=== Data to process ===

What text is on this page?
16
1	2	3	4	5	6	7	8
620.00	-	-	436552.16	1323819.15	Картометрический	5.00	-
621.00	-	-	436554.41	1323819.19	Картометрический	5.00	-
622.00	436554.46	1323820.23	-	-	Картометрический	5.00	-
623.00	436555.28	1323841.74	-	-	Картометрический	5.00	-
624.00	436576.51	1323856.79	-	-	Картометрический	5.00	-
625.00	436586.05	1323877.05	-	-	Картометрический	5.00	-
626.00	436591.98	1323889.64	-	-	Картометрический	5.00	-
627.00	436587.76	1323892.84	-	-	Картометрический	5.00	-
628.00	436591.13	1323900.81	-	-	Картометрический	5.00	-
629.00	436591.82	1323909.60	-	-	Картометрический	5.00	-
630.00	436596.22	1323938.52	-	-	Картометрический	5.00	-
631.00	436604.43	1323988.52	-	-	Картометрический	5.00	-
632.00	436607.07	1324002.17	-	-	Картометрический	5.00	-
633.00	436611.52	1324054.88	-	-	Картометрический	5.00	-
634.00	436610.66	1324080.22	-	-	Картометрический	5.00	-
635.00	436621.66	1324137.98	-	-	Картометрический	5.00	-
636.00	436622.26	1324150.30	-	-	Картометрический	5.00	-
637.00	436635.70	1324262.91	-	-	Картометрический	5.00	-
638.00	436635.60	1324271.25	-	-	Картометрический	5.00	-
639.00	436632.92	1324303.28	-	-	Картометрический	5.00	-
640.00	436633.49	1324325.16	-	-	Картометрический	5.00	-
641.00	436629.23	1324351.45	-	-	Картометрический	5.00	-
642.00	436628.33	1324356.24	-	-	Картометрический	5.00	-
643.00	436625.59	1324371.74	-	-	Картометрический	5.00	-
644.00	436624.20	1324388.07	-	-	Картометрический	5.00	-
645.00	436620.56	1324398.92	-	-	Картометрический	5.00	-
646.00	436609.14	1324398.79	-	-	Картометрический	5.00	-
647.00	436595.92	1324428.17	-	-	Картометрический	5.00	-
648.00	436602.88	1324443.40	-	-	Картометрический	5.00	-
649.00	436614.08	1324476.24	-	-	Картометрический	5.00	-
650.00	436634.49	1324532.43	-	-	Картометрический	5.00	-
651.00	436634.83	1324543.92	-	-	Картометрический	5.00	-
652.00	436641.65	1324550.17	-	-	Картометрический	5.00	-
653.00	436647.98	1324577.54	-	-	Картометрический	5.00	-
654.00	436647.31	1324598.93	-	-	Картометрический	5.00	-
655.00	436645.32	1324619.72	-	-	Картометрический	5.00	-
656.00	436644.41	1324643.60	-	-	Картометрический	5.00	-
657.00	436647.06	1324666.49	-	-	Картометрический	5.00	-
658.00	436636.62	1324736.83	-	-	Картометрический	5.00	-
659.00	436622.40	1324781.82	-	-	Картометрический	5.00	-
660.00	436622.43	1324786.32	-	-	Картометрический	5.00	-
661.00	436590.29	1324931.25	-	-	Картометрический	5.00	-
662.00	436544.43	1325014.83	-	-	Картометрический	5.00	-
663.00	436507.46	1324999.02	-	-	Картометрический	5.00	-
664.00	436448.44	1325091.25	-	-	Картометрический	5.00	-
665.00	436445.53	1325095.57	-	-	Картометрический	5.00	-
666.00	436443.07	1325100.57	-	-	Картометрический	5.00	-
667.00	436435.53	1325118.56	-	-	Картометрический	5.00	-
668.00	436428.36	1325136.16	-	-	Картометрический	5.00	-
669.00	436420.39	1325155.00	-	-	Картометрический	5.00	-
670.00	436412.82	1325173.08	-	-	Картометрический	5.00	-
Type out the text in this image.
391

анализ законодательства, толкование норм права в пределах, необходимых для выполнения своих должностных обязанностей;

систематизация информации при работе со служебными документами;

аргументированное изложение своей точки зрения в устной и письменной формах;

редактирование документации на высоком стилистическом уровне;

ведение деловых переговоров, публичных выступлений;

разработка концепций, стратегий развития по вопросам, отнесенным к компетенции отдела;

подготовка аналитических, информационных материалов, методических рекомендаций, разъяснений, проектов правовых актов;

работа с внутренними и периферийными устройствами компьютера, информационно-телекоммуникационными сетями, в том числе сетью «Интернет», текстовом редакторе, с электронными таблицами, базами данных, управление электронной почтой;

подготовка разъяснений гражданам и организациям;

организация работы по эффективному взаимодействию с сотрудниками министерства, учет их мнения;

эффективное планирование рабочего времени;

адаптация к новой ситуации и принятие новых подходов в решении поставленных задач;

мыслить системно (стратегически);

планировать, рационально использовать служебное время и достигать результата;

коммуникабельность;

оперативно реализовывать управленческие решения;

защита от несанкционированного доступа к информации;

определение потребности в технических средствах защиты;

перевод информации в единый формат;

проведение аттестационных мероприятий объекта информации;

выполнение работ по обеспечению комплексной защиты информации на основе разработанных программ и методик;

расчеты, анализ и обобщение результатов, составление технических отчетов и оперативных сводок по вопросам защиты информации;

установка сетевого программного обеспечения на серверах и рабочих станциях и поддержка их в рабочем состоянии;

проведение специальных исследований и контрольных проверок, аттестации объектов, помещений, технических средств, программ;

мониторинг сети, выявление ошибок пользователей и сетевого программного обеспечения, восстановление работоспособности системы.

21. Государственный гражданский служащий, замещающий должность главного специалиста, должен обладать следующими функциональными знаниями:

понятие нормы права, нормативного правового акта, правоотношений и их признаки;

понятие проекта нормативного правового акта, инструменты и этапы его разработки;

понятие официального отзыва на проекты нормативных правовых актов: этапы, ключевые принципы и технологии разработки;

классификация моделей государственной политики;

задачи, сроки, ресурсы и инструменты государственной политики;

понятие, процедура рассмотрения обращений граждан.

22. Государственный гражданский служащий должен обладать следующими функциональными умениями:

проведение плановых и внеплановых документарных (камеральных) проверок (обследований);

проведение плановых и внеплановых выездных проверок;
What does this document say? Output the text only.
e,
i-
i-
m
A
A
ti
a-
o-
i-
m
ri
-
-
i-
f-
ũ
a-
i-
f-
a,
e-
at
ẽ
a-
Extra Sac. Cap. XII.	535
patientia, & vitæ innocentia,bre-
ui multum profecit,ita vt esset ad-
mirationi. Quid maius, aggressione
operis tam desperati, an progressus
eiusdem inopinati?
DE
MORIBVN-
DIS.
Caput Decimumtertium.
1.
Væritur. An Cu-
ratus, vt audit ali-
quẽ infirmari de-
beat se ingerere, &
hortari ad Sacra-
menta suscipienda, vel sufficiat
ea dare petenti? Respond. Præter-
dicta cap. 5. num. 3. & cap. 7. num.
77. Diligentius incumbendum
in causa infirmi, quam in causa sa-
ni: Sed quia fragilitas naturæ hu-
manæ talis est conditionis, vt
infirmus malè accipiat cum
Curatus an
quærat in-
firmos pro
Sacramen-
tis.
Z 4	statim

===

§ **Aim**
Write out every line of the records exactly.

§ **Finished task**
What text is on this page?
16
1	2	3	4	5	6	7	8
620.00	-	-	436552.16	1323819.15	Картометрический	5.00	-
621.00	-	-	436554.41	1323819.19	Картометрический	5.00	-
622.00	436554.46	1323820.23	-	-	Картометрический	5.00	-
623.00	436555.28	1323841.74	-	-	Картометрический	5.00	-
624.00	436576.51	1323856.79	-	-	Картометрический	5.00	-
625.00	436586.05	1323877.05	-	-	Картометрический	5.00	-
626.00	436591.98	1323889.64	-	-	Картометрический	5.00	-
627.00	436587.76	1323892.84	-	-	Картометрический	5.00	-
628.00	436591.13	1323900.81	-	-	Картометрический	5.00	-
629.00	436591.82	1323909.60	-	-	Картометрический	5.00	-
630.00	436596.22	1323938.52	-	-	Картометрический	5.00	-
631.00	436604.43	1323988.52	-	-	Картометрический	5.00	-
632.00	436607.07	1324002.17	-	-	Картометрический	5.00	-
633.00	436611.52	1324054.88	-	-	Картометрический	5.00	-
634.00	436610.66	1324080.22	-	-	Картометрический	5.00	-
635.00	436621.66	1324137.98	-	-	Картометрический	5.00	-
636.00	436622.26	1324150.30	-	-	Картометрический	5.00	-
637.00	436635.70	1324262.91	-	-	Картометрический	5.00	-
638.00	436635.60	1324271.25	-	-	Картометрический	5.00	-
639.00	436632.92	1324303.28	-	-	Картометрический	5.00	-
640.00	436633.49	1324325.16	-	-	Картометрический	5.00	-
641.00	436629.23	1324351.45	-	-	Картометрический	5.00	-
642.00	436628.33	1324356.24	-	-	Картометрический	5.00	-
643.00	436625.59	1324371.74	-	-	Картометрический	5.00	-
644.00	436624.20	1324388.07	-	-	Картометрический	5.00	-
645.00	436620.56	1324398.92	-	-	Картометрический	5.00	-
646.00	436609.14	1324398.79	-	-	Картометрический	5.00	-
647.00	436595.92	1324428.17	-	-	Картометрический	5.00	-
648.00	436602.88	1324443.40	-	-	Картометрический	5.00	-
649.00	436614.08	1324476.24	-	-	Картометрический	5.00	-
650.00	436634.49	1324532.43	-	-	Картометрический	5.00	-
651.00	436634.83	1324543.92	-	-	Картометрический	5.00	-
652.00	436641.65	1324550.17	-	-	Картометрический	5.00	-
653.00	436647.98	1324577.54	-	-	Картометрический	5.00	-
654.00	436647.31	1324598.93	-	-	Картометрический	5.00	-
655.00	436645.32	1324619.72	-	-	Картометрический	5.00	-
656.00	436644.41	1324643.60	-	-	Картометрический	5.00	-
657.00	436647.06	1324666.49	-	-	Картометрический	5.00	-
658.00	436636.62	1324736.83	-	-	Картометрический	5.00	-
659.00	436622.40	1324781.82	-	-	Картометрический	5.00	-
660.00	436622.43	1324786.32	-	-	Картометрический	5.00	-
661.00	436590.29	1324931.25	-	-	Картометрический	5.00	-
662.00	436544.43	1325014.83	-	-	Картометрический	5.00	-
663.00	436507.46	1324999.02	-	-	Картометрический	5.00	-
664.00	436448.44	1325091.25	-	-	Картометрический	5.00	-
665.00	436445.53	1325095.57	-	-	Картометрический	5.00	-
666.00	436443.07	1325100.57	-	-	Картометрический	5.00	-
667.00	436435.53	1325118.56	-	-	Картометрический	5.00	-
668.00	436428.36	1325136.16	-	-	Картометрический	5.00	-
669.00	436420.39	1325155.00	-	-	Картометрический	5.00	-
670.00	436412.82	1325173.08	-	-	Картометрический	5.00	-
Type out the text in this image.
391

анализ законодательства, толкование норм права в пределах, необходимых для выполнения своих должностных обязанностей;

систематизация информации при работе со служебными документами;

аргументированное изложение своей точки зрения в устной и письменной формах;

редактирование документации на высоком стилистическом уровне;

ведение деловых переговоров, публичных выступлений;

разработка концепций, стратегий развития по вопросам, отнесенным к компетенции отдела;

подготовка аналитических, информационных материалов, методических рекомендаций, разъяснений, проектов правовых актов;

работа с внутренними и периферийными устройствами компьютера, информационно-телекоммуникационными сетями, в том числе сетью «Интернет», текстовом редакторе, с электронными таблицами, базами данных, управление электронной почтой;

подготовка разъяснений гражданам и организациям;

организация работы по эффективному взаимодействию с сотрудниками министерства, учет их мнения;

эффективное планирование рабочего времени;

адаптация к новой ситуации и принятие новых подходов в решении поставленных задач;

мыслить системно (стратегически);

планировать, рационально использовать служебное время и достигать результата;

коммуникабельность;

оперативно реализовывать управленческие решения;

защита от несанкционированного доступа к информации;

определение потребности в технических средствах защиты;

перевод информации в единый формат;

проведение аттестационных мероприятий объекта информации;

выполнение работ по обеспечению комплексной защиты информации на основе разработанных программ и методик;

расчеты, анализ и обобщение результатов, составление технических отчетов и оперативных сводок по вопросам защиты информации;

установка сетевого программного обеспечения на серверах и рабочих станциях и поддержка их в рабочем состоянии;

проведение специальных исследований и контрольных проверок, аттестации объектов, помещений, технических средств, программ;

мониторинг сети, выявление ошибок пользователей и сетевого программного обеспечения, восстановление работоспособности системы.

21. Государственный гражданский служащий, замещающий должность главного специалиста, должен обладать следующими функциональными знаниями:

понятие нормы права, нормативного правового акта, правоотношений и их признаки;

понятие проекта нормативного правового акта, инструменты и этапы его разработки;

понятие официального отзыва на проекты нормативных правовых актов: этапы, ключевые принципы и технологии разработки;

классификация моделей государственной политики;

задачи, сроки, ресурсы и инструменты государственной политики;

понятие, процедура рассмотрения обращений граждан.

22. Государственный гражданский служащий должен обладать следующими функциональными умениями:

проведение плановых и внеплановых документарных (камеральных) проверок (обследований);

проведение плановых и внеплановых выездных проверок;
What does this document say? Output the text only.
e,
i-
i-
m
A
A
ti
a-
o-
i-
m
ri
-
-
i-
f-
ũ
a-
i-
f-
a,
e-
at
ẽ
a-
Extra Sac. Cap. XII.	535
patientia, & vitæ innocentia,bre-
ui multum profecit,ita vt esset ad-
mirationi. Quid maius, aggressione
operis tam desperati, an progressus
eiusdem inopinati?
DE
MORIBVN-
DIS.
Caput Decimumtertium.
1.
Væritur. An Cu-
ratus, vt audit ali-
quẽ infirmari de-
beat se ingerere, &
hortari ad Sacra-
menta suscipienda, vel sufficiat
ea dare petenti? Respond. Præter-
dicta cap. 5. num. 3. & cap. 7. num.
77. Diligentius incumbendum
in causa infirmi, quam in causa sa-
ni: Sed quia fragilitas naturæ hu-
manæ talis est conditionis, vt
infirmus malè accipiat cum
Curatus an
quærat in-
firmos pro
Sacramen-
tis.
Z 4	statim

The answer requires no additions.